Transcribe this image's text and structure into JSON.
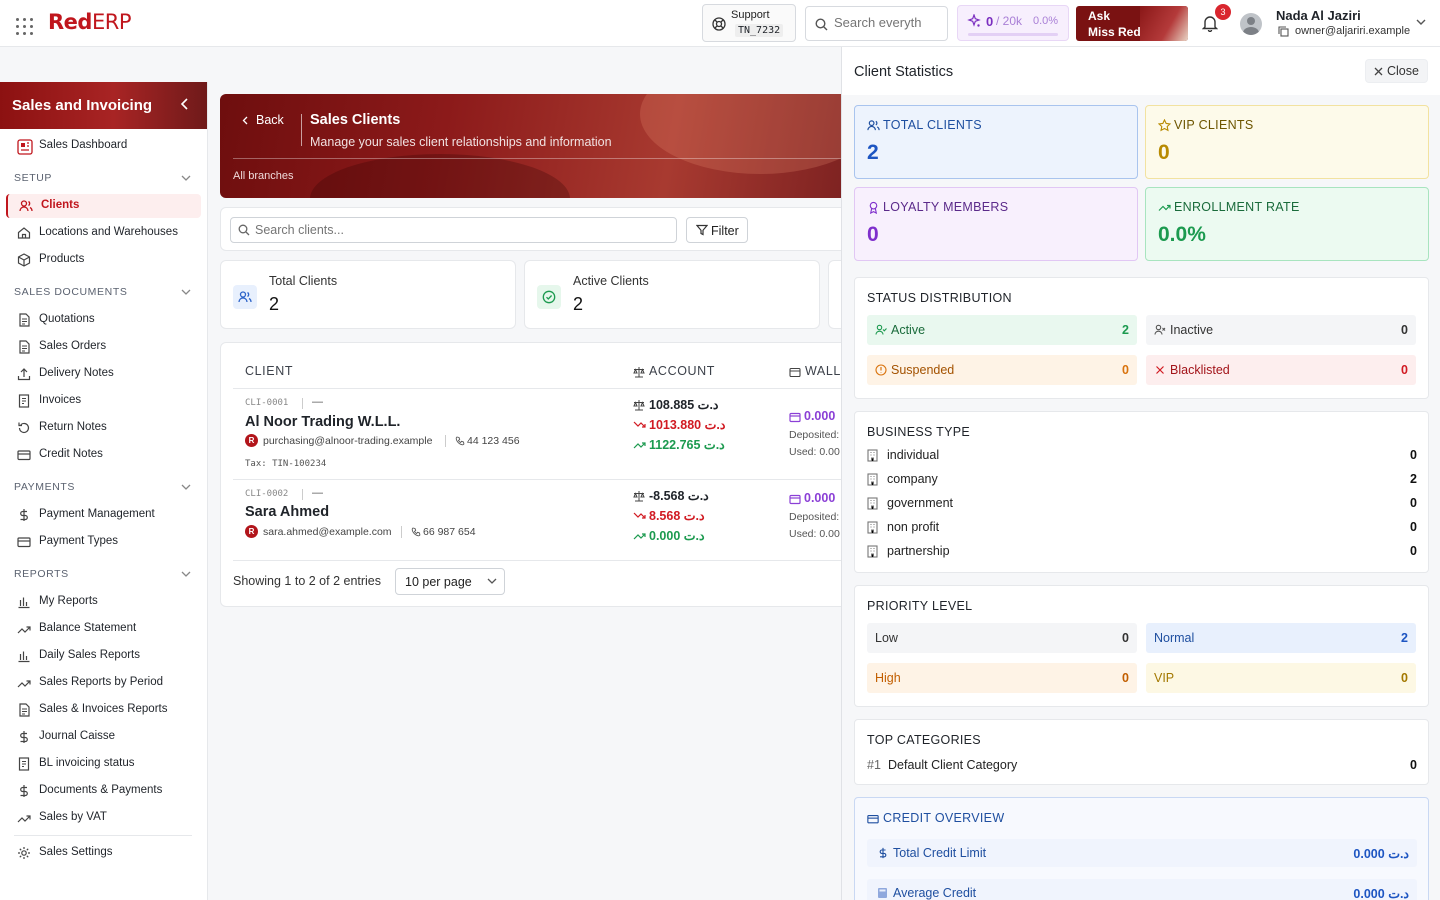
{
  "topbar": {
    "logo_prefix": "Red",
    "logo_suffix": "ERP",
    "support_label": "Support",
    "support_ticket": "TN_7232",
    "search_placeholder": "Search everyth",
    "credits_used": "0",
    "credits_sep": "/ 20k",
    "credits_percent": "0.0%",
    "credits_fraction": 0.0,
    "ask_line1": "Ask",
    "ask_line2": "Miss Red",
    "notification_count": "3",
    "user_name": "Nada Al Jaziri",
    "user_email": "owner@aljariri.example"
  },
  "sidebar": {
    "title": "Sales and Invoicing",
    "dashboard": "Sales Dashboard",
    "sections": {
      "setup": "SETUP",
      "sales_documents": "SALES DOCUMENTS",
      "payments": "PAYMENTS",
      "reports": "REPORTS"
    },
    "setup_items": [
      "Clients",
      "Locations and Warehouses",
      "Products"
    ],
    "document_items": [
      "Quotations",
      "Sales Orders",
      "Delivery Notes",
      "Invoices",
      "Return Notes",
      "Credit Notes"
    ],
    "payment_items": [
      "Payment Management",
      "Payment Types"
    ],
    "report_items": [
      "My Reports",
      "Balance Statement",
      "Daily Sales Reports",
      "Sales Reports by Period",
      "Sales & Invoices Reports",
      "Journal Caisse",
      "BL invoicing status",
      "Documents & Payments",
      "Sales by VAT"
    ],
    "settings": "Sales Settings"
  },
  "hero": {
    "back": "Back",
    "title": "Sales Clients",
    "subtitle": "Manage your sales client relationships and information",
    "branch": "All branches"
  },
  "toolbar": {
    "search_placeholder": "Search clients...",
    "filter": "Filter"
  },
  "stats": {
    "total_label": "Total Clients",
    "total_value": "2",
    "active_label": "Active Clients",
    "active_value": "2"
  },
  "table": {
    "headers": [
      "CLIENT",
      "ACCOUNT",
      "WALL"
    ],
    "rows": [
      {
        "code": "CLI-0001",
        "dash": "—",
        "name": "Al Noor Trading W.L.L.",
        "avatar": "R",
        "email": "purchasing@alnoor-trading.example",
        "phone": "44 123 456",
        "tax": "Tax: TIN-100234",
        "balance": "108.885 د.ت",
        "debit": "1013.880 د.ت",
        "credit": "1122.765 د.ت",
        "wallet": "0.000",
        "deposited": "Deposited:",
        "used": "Used: 0.00"
      },
      {
        "code": "CLI-0002",
        "dash": "—",
        "name": "Sara Ahmed",
        "avatar": "R",
        "email": "sara.ahmed@example.com",
        "phone": "66 987 654",
        "tax": "",
        "balance": "-8.568 د.ت",
        "debit": "8.568 د.ت",
        "credit": "0.000 د.ت",
        "wallet": "0.000",
        "deposited": "Deposited:",
        "used": "Used: 0.00"
      }
    ],
    "pagination_text": "Showing 1 to 2 of 2 entries",
    "per_page": "10 per page"
  },
  "panel": {
    "title": "Client Statistics",
    "close": "Close",
    "kpis": {
      "total_clients_label": "TOTAL CLIENTS",
      "total_clients_value": "2",
      "vip_label": "VIP CLIENTS",
      "vip_value": "0",
      "loyalty_label": "LOYALTY MEMBERS",
      "loyalty_value": "0",
      "enrollment_label": "ENROLLMENT RATE",
      "enrollment_value": "0.0%"
    },
    "status": {
      "heading": "STATUS DISTRIBUTION",
      "active": "Active",
      "active_n": "2",
      "inactive": "Inactive",
      "inactive_n": "0",
      "suspended": "Suspended",
      "suspended_n": "0",
      "blacklisted": "Blacklisted",
      "blacklisted_n": "0"
    },
    "business": {
      "heading": "BUSINESS TYPE",
      "rows": [
        {
          "label": "individual",
          "n": "0"
        },
        {
          "label": "company",
          "n": "2"
        },
        {
          "label": "government",
          "n": "0"
        },
        {
          "label": "non profit",
          "n": "0"
        },
        {
          "label": "partnership",
          "n": "0"
        }
      ]
    },
    "priority": {
      "heading": "PRIORITY LEVEL",
      "low": "Low",
      "low_n": "0",
      "normal": "Normal",
      "normal_n": "2",
      "high": "High",
      "high_n": "0",
      "vip": "VIP",
      "vip_n": "0"
    },
    "categories": {
      "heading": "TOP CATEGORIES",
      "rank": "#1",
      "name": "Default Client Category",
      "n": "0"
    },
    "credit": {
      "heading": "CREDIT OVERVIEW",
      "total_label": "Total Credit Limit",
      "total_value": "0.000 د.ت",
      "avg_label": "Average Credit",
      "avg_value": "0.000 د.ت"
    }
  },
  "colors": {
    "brand_red": "#c0161d",
    "green": "#1c9a4f",
    "purple": "#8b3fd6",
    "blue": "#1d55c2"
  }
}
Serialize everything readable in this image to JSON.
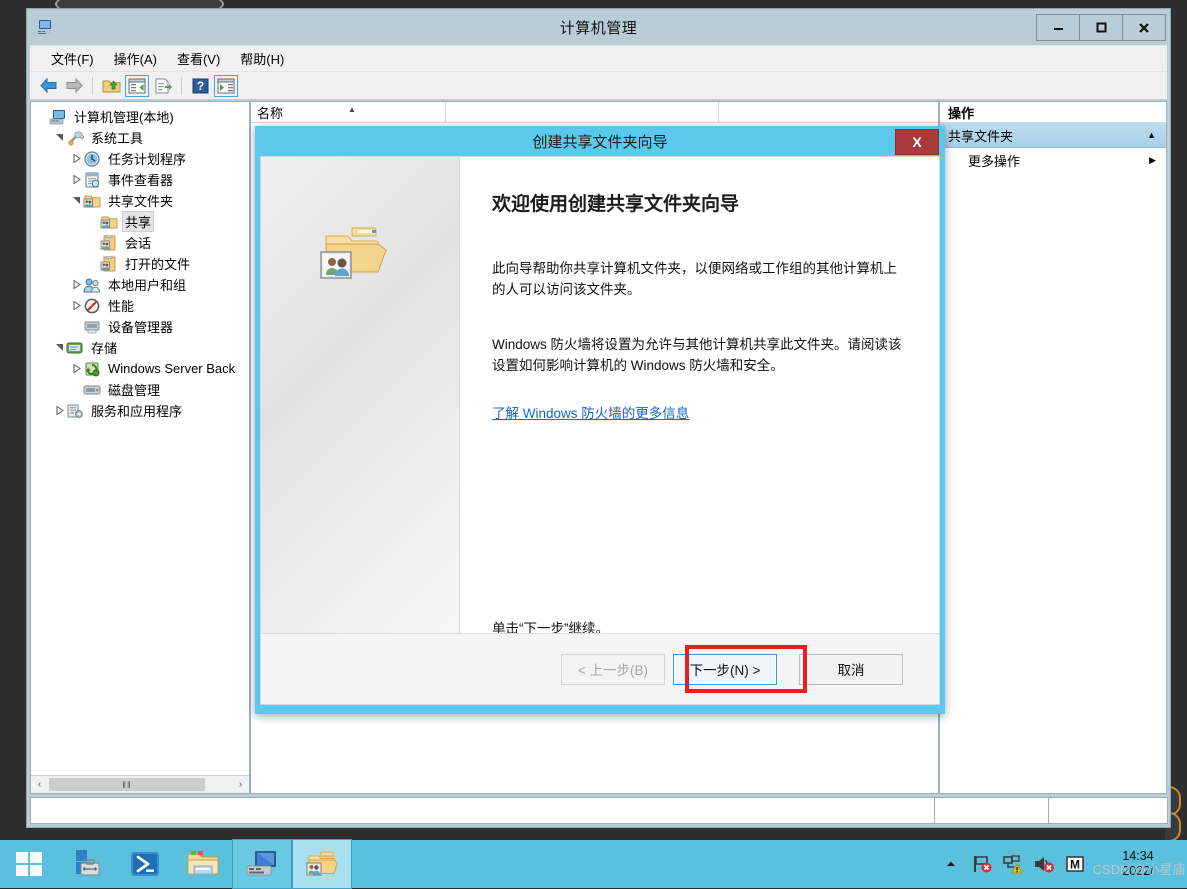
{
  "window": {
    "title": "计算机管理",
    "icon": "computer-management-icon",
    "minimize_label": "–",
    "maximize_label": "□",
    "close_label": "✕"
  },
  "menubar": {
    "items": [
      {
        "label": "文件(F)",
        "name": "menu-file"
      },
      {
        "label": "操作(A)",
        "name": "menu-action"
      },
      {
        "label": "查看(V)",
        "name": "menu-view"
      },
      {
        "label": "帮助(H)",
        "name": "menu-help"
      }
    ]
  },
  "toolbar": {
    "buttons": [
      {
        "icon": "back-arrow-icon",
        "framed": false
      },
      {
        "icon": "forward-arrow-icon",
        "framed": false
      },
      {
        "icon": "up-folder-icon",
        "framed": false
      },
      {
        "icon": "show-hide-tree-icon",
        "framed": true
      },
      {
        "icon": "export-list-icon",
        "framed": false
      },
      {
        "icon": "help-icon",
        "framed": false
      },
      {
        "icon": "show-action-pane-icon",
        "framed": true
      }
    ]
  },
  "tree": {
    "nodes": [
      {
        "label": "计算机管理(本地)",
        "indent": 0,
        "twist": "",
        "icon": "computer-icon",
        "selected": false
      },
      {
        "label": "系统工具",
        "indent": 1,
        "twist": "expanded",
        "icon": "system-tools-icon",
        "selected": false
      },
      {
        "label": "任务计划程序",
        "indent": 2,
        "twist": "collapsed",
        "icon": "task-scheduler-icon",
        "selected": false
      },
      {
        "label": "事件查看器",
        "indent": 2,
        "twist": "collapsed",
        "icon": "event-viewer-icon",
        "selected": false
      },
      {
        "label": "共享文件夹",
        "indent": 2,
        "twist": "expanded",
        "icon": "shared-folders-icon",
        "selected": false
      },
      {
        "label": "共享",
        "indent": 3,
        "twist": "",
        "icon": "shares-icon",
        "selected": true
      },
      {
        "label": "会话",
        "indent": 3,
        "twist": "",
        "icon": "sessions-icon",
        "selected": false
      },
      {
        "label": "打开的文件",
        "indent": 3,
        "twist": "",
        "icon": "open-files-icon",
        "selected": false
      },
      {
        "label": "本地用户和组",
        "indent": 2,
        "twist": "collapsed",
        "icon": "local-users-groups-icon",
        "selected": false
      },
      {
        "label": "性能",
        "indent": 2,
        "twist": "collapsed",
        "icon": "performance-icon",
        "selected": false
      },
      {
        "label": "设备管理器",
        "indent": 2,
        "twist": "",
        "icon": "device-manager-icon",
        "selected": false
      },
      {
        "label": "存储",
        "indent": 1,
        "twist": "expanded",
        "icon": "storage-icon",
        "selected": false
      },
      {
        "label": "Windows Server Back",
        "indent": 2,
        "twist": "collapsed",
        "icon": "windows-server-backup-icon",
        "selected": false
      },
      {
        "label": "磁盘管理",
        "indent": 2,
        "twist": "",
        "icon": "disk-management-icon",
        "selected": false
      },
      {
        "label": "服务和应用程序",
        "indent": 1,
        "twist": "collapsed",
        "icon": "services-applications-icon",
        "selected": false
      }
    ],
    "hscroll": {
      "left_arrow": "‹",
      "right_arrow": "›",
      "thumb_glyph": "‖‖"
    }
  },
  "list": {
    "columns": [
      {
        "label": "名称",
        "sort": "ascending",
        "sort_glyph": "▲"
      },
      {
        "label": "",
        "sort": "",
        "sort_glyph": ""
      }
    ],
    "rows": []
  },
  "actions": {
    "title": "操作",
    "group": {
      "label": "共享文件夹",
      "collapse_glyph": "▲"
    },
    "items": [
      {
        "label": "更多操作",
        "submenu_glyph": "▶"
      }
    ]
  },
  "wizard": {
    "title": "创建共享文件夹向导",
    "close_label": "X",
    "banner_icon": "shared-folder-large-icon",
    "heading": "欢迎使用创建共享文件夹向导",
    "paragraph1": "此向导帮助你共享计算机文件夹，以便网络或工作组的其他计算机上的人可以访问该文件夹。",
    "paragraph2": "Windows 防火墙将设置为允许与其他计算机共享此文件夹。请阅读该设置如何影响计算机的 Windows 防火墙和安全。",
    "link": "了解 Windows 防火墙的更多信息",
    "continue_text": "单击“下一步”继续。",
    "buttons": {
      "back": {
        "label": "< 上一步(B)",
        "disabled": true
      },
      "next": {
        "label": "下一步(N) >",
        "disabled": false,
        "highlighted": true
      },
      "cancel": {
        "label": "取消",
        "disabled": false
      }
    },
    "highlight_color": "#ee1c1c"
  },
  "taskbar": {
    "start_icon": "windows-start-icon",
    "apps": [
      {
        "name": "server-manager-icon",
        "state": "pinned"
      },
      {
        "name": "powershell-icon",
        "state": "pinned"
      },
      {
        "name": "file-explorer-icon",
        "state": "pinned"
      },
      {
        "name": "computer-management-icon",
        "state": "open"
      },
      {
        "name": "shared-folder-wizard-icon",
        "state": "active"
      }
    ],
    "tray": [
      {
        "name": "show-hidden-icons-chevron",
        "glyph": "▲"
      },
      {
        "name": "network-flag-error-icon"
      },
      {
        "name": "network-warning-icon"
      },
      {
        "name": "volume-muted-icon"
      },
      {
        "name": "mcafee-icon",
        "glyph": "M"
      }
    ],
    "clock": {
      "time": "14:34",
      "date": "2022/"
    },
    "watermark": "CSDN @小星庙"
  },
  "colors": {
    "desktop": "#2e2e2e",
    "window_chrome": "#b9cdd6",
    "taskbar": "#5bc0de",
    "dialog_titlebar": "#5bc8ec",
    "dialog_close": "#a93b3b",
    "link": "#1364c4",
    "action_group": "#a8cfe8"
  }
}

──────────────────────────────

**Work to complete**. Report every line containing the word "wizard" from the listing above.

**Exercise response**.
  "wizard": {
        "name": "shared-folder-wizard-icon",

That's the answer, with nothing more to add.